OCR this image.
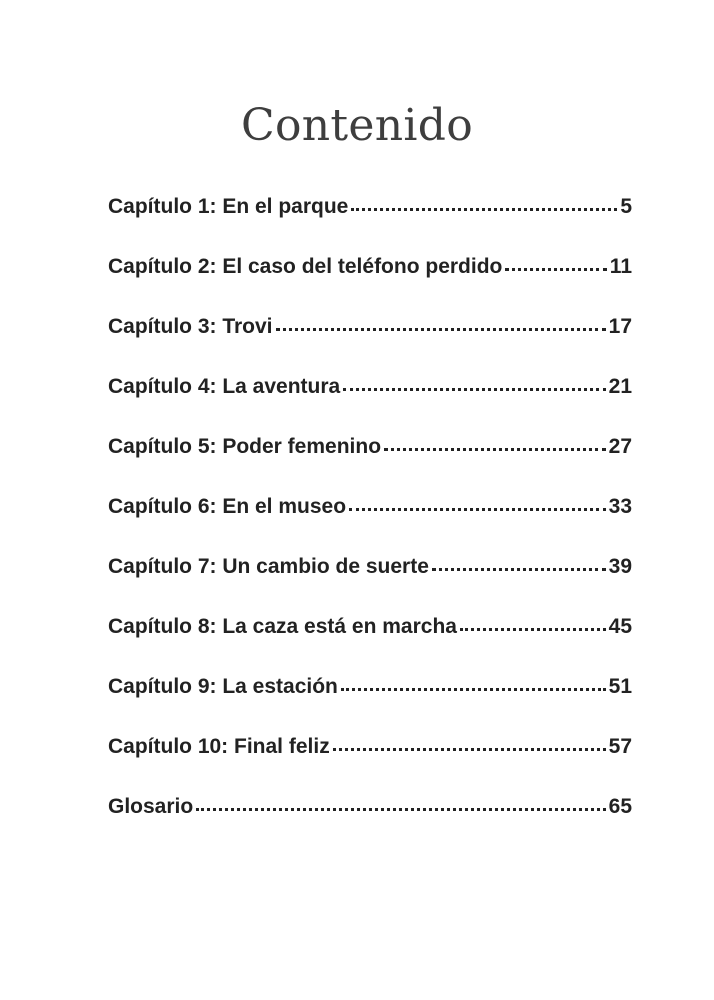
Contenido
Capítulo 1: En el parque	5
Capítulo 2: El caso del teléfono perdido	11
Capítulo 3: Trovi	17
Capítulo 4: La aventura	21
Capítulo 5: Poder femenino	27
Capítulo 6: En el museo	33
Capítulo 7: Un cambio de suerte	39
Capítulo 8: La caza está en marcha	45
Capítulo 9: La estación	51
Capítulo 10: Final feliz	57
Glosario	65
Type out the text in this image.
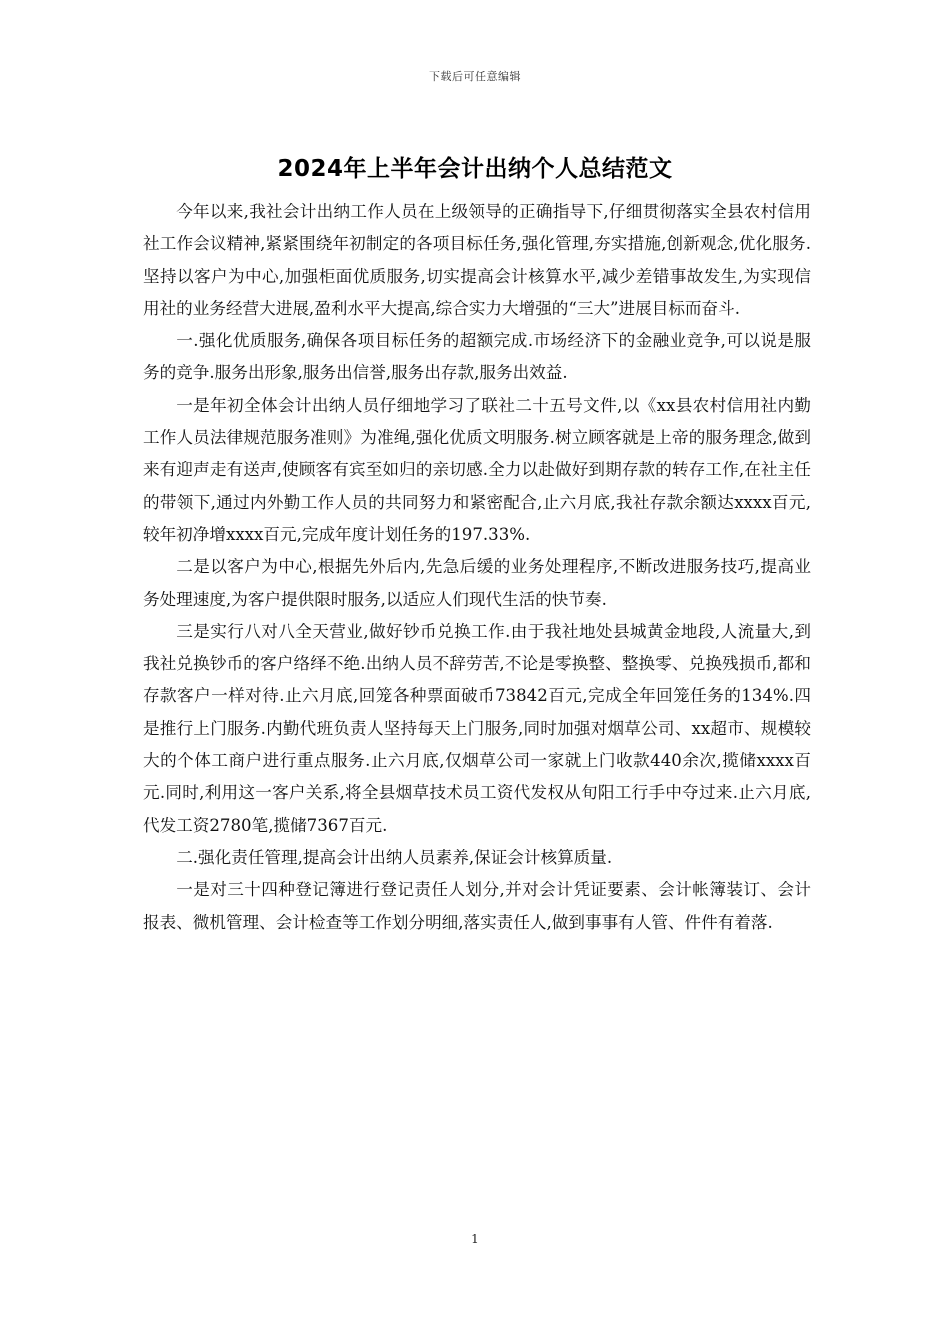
下载后可任意编辑
2024年上半年会计出纳个人总结范文

今年以来,我社会计出纳工作人员在上级领导的正确指导下,仔细贯彻落实全县农村信用社工作会议精神,紧紧围绕年初制定的各项目标任务,强化管理,夯实措施,创新观念,优化服务.坚持以客户为中心,加强柜面优质服务,切实提高会计核算水平,减少差错事故发生,为实现信用社的业务经营大进展,盈利水平大提高,综合实力大增强的“三大”进展目标而奋斗.

一.强化优质服务,确保各项目标任务的超额完成.市场经济下的金融业竞争,可以说是服务的竞争.服务出形象,服务出信誉,服务出存款,服务出效益.

一是年初全体会计出纳人员仔细地学习了联社二十五号文件,以《xx县农村信用社内勤工作人员法律规范服务准则》为准绳,强化优质文明服务.树立顾客就是上帝的服务理念,做到来有迎声走有送声,使顾客有宾至如归的亲切感.全力以赴做好到期存款的转存工作,在社主任的带领下,通过内外勤工作人员的共同努力和紧密配合,止六月底,我社存款余额达xxxx百元,较年初净增xxxx百元,完成年度计划任务的197.33%.

二是以客户为中心,根据先外后内,先急后缓的业务处理程序,不断改进服务技巧,提高业务处理速度,为客户提供限时服务,以适应人们现代生活的快节奏.

三是实行八对八全天营业,做好钞币兑换工作.由于我社地处县城黄金地段,人流量大,到我社兑换钞币的客户络绎不绝.出纳人员不辞劳苦,不论是零换整、整换零、兑换残损币,都和存款客户一样对待.止六月底,回笼各种票面破币73842百元,完成全年回笼任务的134%.四是推行上门服务.内勤代班负责人坚持每天上门服务,同时加强对烟草公司、xx超市、规模较大的个体工商户进行重点服务.止六月底,仅烟草公司一家就上门收款440余次,揽储xxxx百元.同时,利用这一客户关系,将全县烟草技术员工资代发权从旬阳工行手中夺过来.止六月底,代发工资2780笔,揽储7367百元.

二.强化责任管理,提高会计出纳人员素养,保证会计核算质量.

一是对三十四种登记簿进行登记责任人划分,并对会计凭证要素、会计帐簿装订、会计报表、微机管理、会计检查等工作划分明细,落实责任人,做到事事有人管、件件有着落.

1
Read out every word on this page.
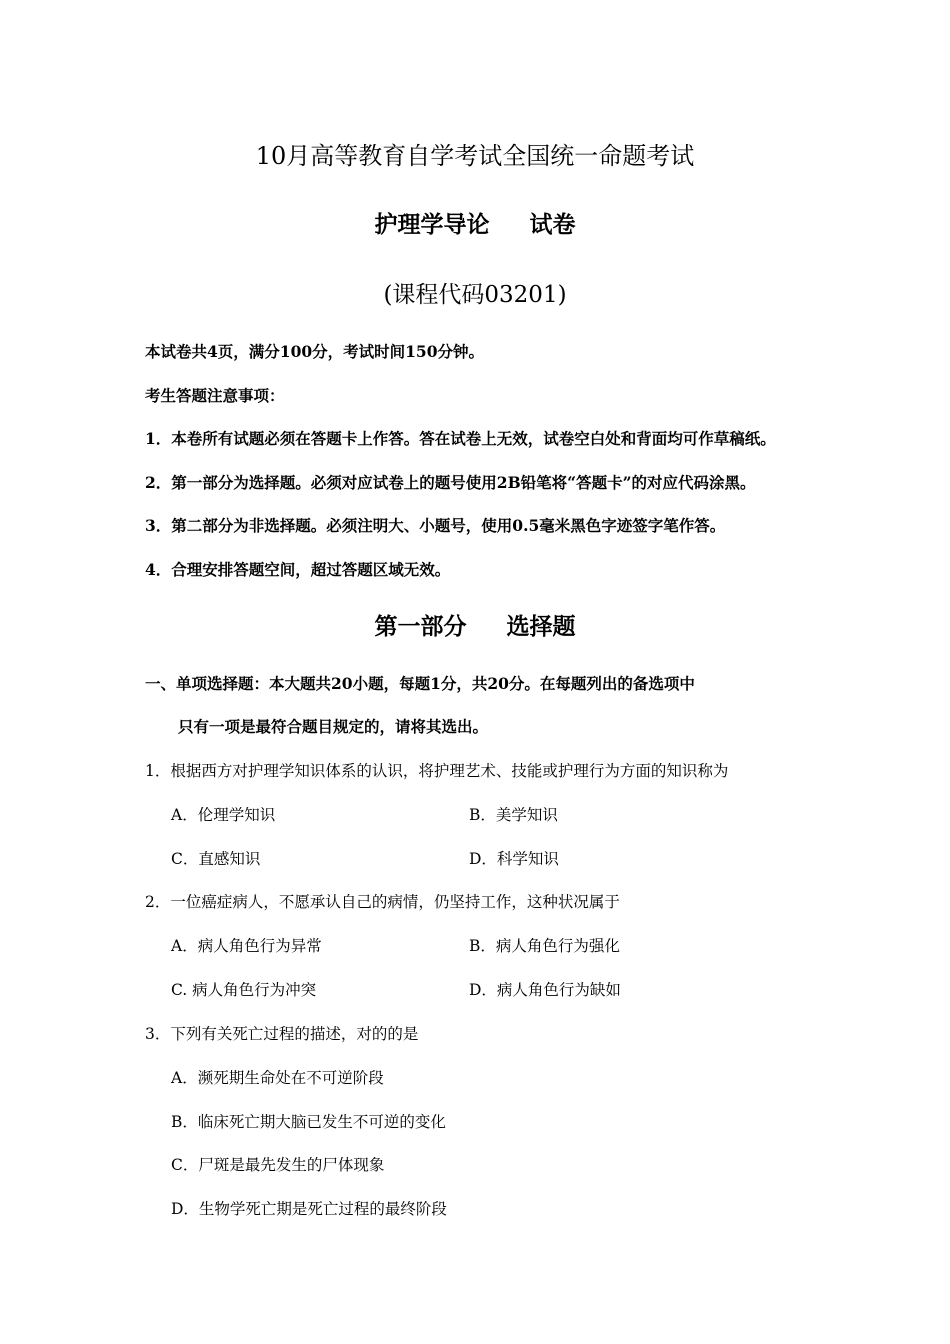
10月高等教育自学考试全国统一命题考试
护理学导论 试卷
(课程代码03201)
本试卷共4页，满分100分，考试时间150分钟。
考生答题注意事项：
1．本卷所有试题必须在答题卡上作答。答在试卷上无效，试卷空白处和背面均可作草稿纸。
2．第一部分为选择题。必须对应试卷上的题号使用2B铅笔将“答题卡”的对应代码涂黑。
3．第二部分为非选择题。必须注明大、小题号，使用0.5毫米黑色字迹签字笔作答。
4．合理安排答题空间，超过答题区域无效。
第一部分 选择题
一、单项选择题：本大题共20小题，每题1分，共20分。在每题列出的备选项中
只有一项是最符合题目规定的，请将其选出。
1．根据西方对护理学知识体系的认识，将护理艺术、技能或护理行为方面的知识称为
A．伦理学知识	B．美学知识
C．直感知识	D．科学知识
2．一位癌症病人，不愿承认自己的病情，仍坚持工作，这种状况属于
A．病人角色行为异常	B．病人角色行为强化
C. 病人角色行为冲突	D．病人角色行为缺如
3．下列有关死亡过程的描述，对的的是
A．濒死期生命处在不可逆阶段
B．临床死亡期大脑已发生不可逆的变化
C．尸斑是最先发生的尸体现象
D．生物学死亡期是死亡过程的最终阶段
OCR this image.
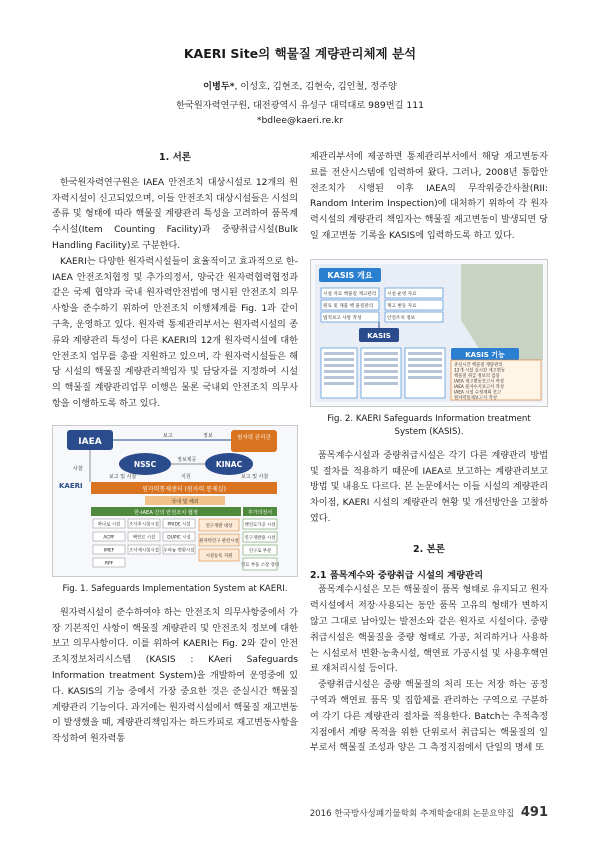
KAERI Site의 핵물질 계량관리체제 분석
이병두*, 이성호, 김현조, 김현숙, 김인철, 정주양
한국원자력연구원, 대전광역시 유성구 대덕대로 989번길 111
*bdlee@kaeri.re.kr
1. 서론

한국원자력연구원은 IAEA 안전조치 대상시설로 12개의 원자력시설이 신고되었으며, 이들 안전조치 대상시설들은 시설의 종류 및 형태에 따라 핵물질 계량관리 특성을 고려하여 품목계수시설(Item Counting Facility)과 중량취급시설(Bulk Handling Facility)로 구분한다.

KAERI는 다양한 원자력시설들이 효율적이고 효과적으로 한-IAEA 안전조치협정 및 추가의정서, 양국간 원자력협력협정과 같은 국제 협약과 국내 원자력안전법에 명시된 안전조치 의무사항을 준수하기 위하여 안전조치 이행체계를 Fig. 1과 같이 구축, 운영하고 있다. 원자력 통제관리부서는 원자력시설의 종류와 계량관리 특성이 다른 KAERI의 12개 원자력시설에 대한 안전조치 업무를 총괄 지원하고 있으며, 각 원자력시설들은 해당 시설의 핵물질 계량관리책임자 및 담당자를 지정하여 시설의 핵물질 계량관리업무 이행은 물론 국내외 안전조치 의무사항을 이행하도록 하고 있다.

IAEA	원자력 관리관
보고	정보
NSSC	KINAC
사찰
보고 및 사찰
정보제공
지원	보고 및 사찰
KAERI	원자력통제센터 (원자력 통제실)
국내 및 해외
한-IAEA 간의 안전조치 협정	추가의정서
하나로 시설 조사후시험시설 PRIDE 시설
ACPF	핵연료 시설	DUPIC 시설
IMEF	조사재시험시설 우라늄 변환시설
RPF
연구개발 대상
원자력연구 관련시설
시설등록 지원
핵연료가공 시설
연구개발용 시설
연구로 부분
연료 부품 소장 장비
Fig. 1. Safeguards Implementation System at KAERI.

원자력시설이 준수하여야 하는 안전조치 의무사항중에서 가장 기본적인 사항이 핵물질 계량관리 및 안전조치 정보에 대한 보고 의무사항이다. 이를 위하여 KAERI는 Fig. 2와 같이 안전조치정보처리시스템 (KASIS : KAeri Safeguards Information treatment System)을 개발하여 운영중에 있다. KASIS의 기능 중에서 가장 중요한 것은 준실시간 핵물질 계량관리 기능이다. 과거에는 원자력시설에서 핵물질 재고변동이 발생했을 때, 계량관리책임자는 하드카피로 재고변동사항을 작성하여 원자력통

제관리부서에 제공하면 통제관리부서에서 해당 재고변동자료를 전산시스템에 입력하여 왔다. 그러나, 2008년 통합안전조치가 시행된 이후 IAEA의 무작위중간사찰(RII: Random Interim Inspection)에 대처하기 위하여 각 원자력시설의 계량관리 책임자는 핵물질 재고변동이 발생되면 당일 재고변동 기록을 KASIS에 입력하도록 하고 있다.

KASIS 개요
시설 자료 핵물질 재고관리
원료 및 제품 핵 물질관리
법적보고 사항 작성
시설 운영 자료
재고 변동 자료
안전조치 정보
KASIS
KASIS 기능
준실시간 핵물질 계량관리
12개 시설 실시간 재고변동
핵물질 취급 정보의 검증
IAEA 재고변동보고서 작성
IAEA 물자수지보고서 작성
IAEA 시설 수정계획 보고
원자력통제보고서 작성
Fig. 2. KAERI Safeguards Information treatment System (KASIS).

품목계수시설과 중량취급시설은 각기 다른 계량관리 방법 및 절차를 적용하기 때문에 IAEA로 보고하는 계량관리보고 방법 및 내용도 다르다. 본 논문에서는 이들 시설의 계량관리 차이점, KAERI 시설의 계량관리 현황 및 개선방안을 고찰하였다.

2. 본론
2.1 품목계수와 중량취급 시설의 계량관리

품목계수시설은 모든 핵물질이 품목 형태로 유지되고 원자력시설에서 저장·사용되는 동안 품목 고유의 형태가 변하지 않고 그대로 남아있는 발전소와 같은 원자로 시설이다. 중량취급시설은 핵물질을 중량 형태로 가공, 처리하거나 사용하는 시설로서 변환·농축시설, 핵연료 가공시설 및 사용후핵연료 재처리시설 등이다.

중량취급시설은 중량 핵물질의 처리 또는 저장 하는 공정구역과 핵연료 품목 및 집합체를 관리하는 구역으로 구분하여 각기 다른 계량관리 절차를 적용한다. Batch는 추적측정지점에서 계량 목적을 위한 단위로서 취급되는 핵물질의 일부로서 핵물질 조성과 양은 그 측정지점에서 단일의 명세 또

2016 한국방사성폐기물학회 추계학술대회 논문요약집 491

---*---

# [Task to carry out]
Pick out every line holding the string "KAERI는" and return it.

# [Solution for this problem]
KAERI는 다양한 원자력시설들이 효율적이고 효과적으로 한-IAEA 안전조치협정 및 추가의정서, 양국간 원자력협력협정과 같은 국제 협약과 국내 원자력안전법에 명시된 안전조치 의무사항을 준수하기 위하여 안전조치 이행체계를 Fig. 1과 같이 구축, 운영하고 있다. 원자력 통제관리부서는 원자력시설의 종류와 계량관리 특성이 다른 KAERI의 12개 원자력시설에 대한 안전조치 업무를 총괄 지원하고 있으며, 각 원자력시설들은 해당 시설의 핵물질 계량관리책임자 및 담당자를 지정하여 시설의 핵물질 계량관리업무 이행은 물론 국내외 안전조치 의무사항을 이행하도록 하고 있다.
원자력시설이 준수하여야 하는 안전조치 의무사항중에서 가장 기본적인 사항이 핵물질 계량관리 및 안전조치 정보에 대한 보고 의무사항이다. 이를 위하여 KAERI는 Fig. 2와 같이 안전조치정보처리시스템 (KASIS : KAeri Safeguards Information treatment System)을 개발하여 운영중에 있다. KASIS의 기능 중에서 가장 중요한 것은 준실시간 핵물질 계량관리 기능이다. 과거에는 원자력시설에서 핵물질 재고변동이 발생했을 때, 계량관리책임자는 하드카피로 재고변동사항을 작성하여 원자력통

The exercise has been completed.